▶ _Problems to work on_:
a - Answer these questions using the text on email safety.
(i) Which service's promotional mail is used to show how to check where an email came from?
(ii) On which page does the entire HTML code for the mail appear?
(iii) Besides a password, what three additions does the text give as examples of extra security?
b - From the text on email safety, reproduce the passage starting at "Now, verify the" and ending at "case it is.".

##### Provided text #####

For exmaple, in the email address above, you have these:
- [email protected] (full sender email address)
- email.decathlon.in (email’s domain)
- decathlon.in (main domain address)
Now, we can try to open the main domain in our browser. That we type decathlon.in in our browser (on mobile/PC) and that should open the genuine website of decathlon. But be sure to not rely on a phishing website that may look like decathlon. So, even better way to confirm the sender address in this case is to search for decathlon on Google, go to their website, go to their support page, and see the domain name there. Does the domain name match the domain name of the email you received? If yes, then the email is safe.
Watch out for the signs
There are always signs like not addressing the recipient of the email by name, the mail not making sense in context to your relationship with the service (when it states that there have been too many login attempts when you haven’t visited the account in quite some time), grammatical errors and really questionable links and attachments. If you look closely enough, you will find yourself wanting to know the source of the mail.
Check the source of the email
Stay on guard for emails that are arriving from unknown sources. In fact, even if the source appears to be familiar but asking you to do something like download an attachment or click a hyperlink, then you need to at least check the name and email id of the sender. There is a lot that you can identify just from the little things.
If you feel you need to authenticate the source of the mail, there is a way to do this. We will be using a promotional mail from Disney+ (not a malicious mail) to explain how it works, you can follow the same method to verify anything that you’re suspicious about.
First, open the mail in your inbox.
Next, click the three-dot menu on the right.
You will now see Show Original in the menu, click on it.
On the Original Message page, the entire HTML code for the mail will be available.
You need to copy the entire code.
Now, go to Google’s MessageHeader application.
Paste the email header that you’d copied in the text box.
Now, verify the information in your email and on the app to check if they match. If there are any discrepancies in the sender data or the nature of the mail, it will show here.
You can use this method to check any mail that you’re suspicious of and report it to Google in case it is.
When you’re using a multi-factor authentication that involves an extra step of security, two things happen. First, the hacker will not have an easy time breaking in and second, they will lose the motivation to pursue you and move on to an easier target. So besides having a password to access your email, when you add say, even a security question, personal code, or biometric, it can make a world of difference in keeping your organization safe and secure.
Install a reliable anti-virus
The policeman, the security guard, the gatekeeper, however, you want to describe it, an anti-virus is all good, necessary step to take in safeguarding your computer. There is a great variety of options available online and undoubtedly, paying for a yearly subscription will buy you some peace of mind.
Our computers have more value than physical safes these days and unfortunately, the bad guys only know this too well. This is why despite every measure in place, the one thing to remember is that cybercrimes will always loom over our society and the best thing to do is remain vigilant. Make sure your system remains safe and don’t forget to backup your data. Take care and stay safe!

##### Available data #####

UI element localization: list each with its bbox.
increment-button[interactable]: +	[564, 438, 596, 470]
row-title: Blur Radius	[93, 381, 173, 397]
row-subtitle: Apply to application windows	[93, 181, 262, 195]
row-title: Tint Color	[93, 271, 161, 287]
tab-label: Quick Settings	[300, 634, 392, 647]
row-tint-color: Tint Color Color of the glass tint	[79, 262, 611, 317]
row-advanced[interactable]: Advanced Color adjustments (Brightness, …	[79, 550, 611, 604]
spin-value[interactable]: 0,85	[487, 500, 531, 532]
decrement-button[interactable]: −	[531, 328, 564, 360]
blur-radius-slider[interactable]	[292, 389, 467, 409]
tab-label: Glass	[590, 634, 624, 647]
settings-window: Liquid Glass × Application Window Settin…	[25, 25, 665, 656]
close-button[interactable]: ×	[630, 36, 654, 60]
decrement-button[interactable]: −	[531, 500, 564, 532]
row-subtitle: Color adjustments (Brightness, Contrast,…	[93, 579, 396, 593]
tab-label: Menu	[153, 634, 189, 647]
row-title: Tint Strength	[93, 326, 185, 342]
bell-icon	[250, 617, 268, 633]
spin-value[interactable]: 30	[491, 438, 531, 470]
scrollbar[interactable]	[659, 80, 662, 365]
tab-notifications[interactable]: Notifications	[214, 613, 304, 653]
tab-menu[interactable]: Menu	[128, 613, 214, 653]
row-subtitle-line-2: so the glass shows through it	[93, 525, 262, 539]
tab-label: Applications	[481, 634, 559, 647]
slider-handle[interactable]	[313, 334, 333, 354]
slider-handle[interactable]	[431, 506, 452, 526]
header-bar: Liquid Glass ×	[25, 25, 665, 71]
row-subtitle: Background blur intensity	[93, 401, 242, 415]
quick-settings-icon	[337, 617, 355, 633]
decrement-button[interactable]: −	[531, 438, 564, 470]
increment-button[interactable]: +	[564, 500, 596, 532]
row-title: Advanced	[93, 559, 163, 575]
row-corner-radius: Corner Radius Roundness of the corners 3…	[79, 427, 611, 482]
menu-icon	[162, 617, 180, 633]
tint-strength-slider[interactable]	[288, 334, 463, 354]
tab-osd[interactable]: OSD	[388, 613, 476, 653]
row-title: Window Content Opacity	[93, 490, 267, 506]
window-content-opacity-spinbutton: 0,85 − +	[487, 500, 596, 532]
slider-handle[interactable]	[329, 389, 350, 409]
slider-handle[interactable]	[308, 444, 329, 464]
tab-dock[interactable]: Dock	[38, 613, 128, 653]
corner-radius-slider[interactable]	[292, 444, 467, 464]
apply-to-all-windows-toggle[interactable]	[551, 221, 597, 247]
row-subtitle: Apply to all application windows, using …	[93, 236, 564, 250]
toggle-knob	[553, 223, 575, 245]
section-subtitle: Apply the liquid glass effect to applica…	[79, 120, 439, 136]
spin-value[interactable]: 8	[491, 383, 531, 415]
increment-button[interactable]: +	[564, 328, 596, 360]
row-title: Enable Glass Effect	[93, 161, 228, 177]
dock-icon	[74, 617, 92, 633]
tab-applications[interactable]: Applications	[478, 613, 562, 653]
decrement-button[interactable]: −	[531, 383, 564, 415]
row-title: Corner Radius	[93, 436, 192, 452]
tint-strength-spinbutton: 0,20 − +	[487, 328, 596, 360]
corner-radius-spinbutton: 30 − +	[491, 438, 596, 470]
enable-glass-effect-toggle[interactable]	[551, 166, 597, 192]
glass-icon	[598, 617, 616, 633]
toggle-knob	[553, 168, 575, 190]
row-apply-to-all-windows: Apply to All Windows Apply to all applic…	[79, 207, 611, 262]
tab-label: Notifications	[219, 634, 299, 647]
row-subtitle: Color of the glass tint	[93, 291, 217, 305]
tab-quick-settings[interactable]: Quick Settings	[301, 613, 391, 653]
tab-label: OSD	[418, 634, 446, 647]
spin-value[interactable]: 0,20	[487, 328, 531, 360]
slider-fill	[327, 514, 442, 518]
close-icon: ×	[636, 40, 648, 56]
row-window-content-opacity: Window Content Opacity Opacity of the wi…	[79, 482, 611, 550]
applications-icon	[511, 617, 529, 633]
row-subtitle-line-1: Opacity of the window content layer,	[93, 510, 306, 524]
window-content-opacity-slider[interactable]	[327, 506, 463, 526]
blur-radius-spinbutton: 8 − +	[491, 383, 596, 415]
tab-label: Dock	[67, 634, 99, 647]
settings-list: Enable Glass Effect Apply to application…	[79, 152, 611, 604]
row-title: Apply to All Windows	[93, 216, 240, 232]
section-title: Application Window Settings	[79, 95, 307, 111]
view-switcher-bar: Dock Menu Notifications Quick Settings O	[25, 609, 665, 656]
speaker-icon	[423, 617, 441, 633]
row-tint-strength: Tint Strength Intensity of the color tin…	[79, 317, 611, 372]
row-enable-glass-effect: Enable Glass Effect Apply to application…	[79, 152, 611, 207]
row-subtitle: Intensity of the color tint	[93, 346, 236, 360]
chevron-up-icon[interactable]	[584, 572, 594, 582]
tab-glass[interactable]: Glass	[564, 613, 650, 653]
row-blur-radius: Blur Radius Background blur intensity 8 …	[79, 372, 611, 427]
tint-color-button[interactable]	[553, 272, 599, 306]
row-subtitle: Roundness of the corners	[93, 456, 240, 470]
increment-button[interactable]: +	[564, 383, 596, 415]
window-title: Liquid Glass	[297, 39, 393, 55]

#####

▶ _Responses by task_:
a -
(i) Disney+
(ii) The Original Message page
(iii) A security question, a personal code, or a biometric

b -
Now, verify the information in your email and on the app to check if they match. If there are any discrepancies in the sender data or the nature of the mail, it will show here.
You can use this method to check any mail that you’re suspicious of and report it to Google in case it is.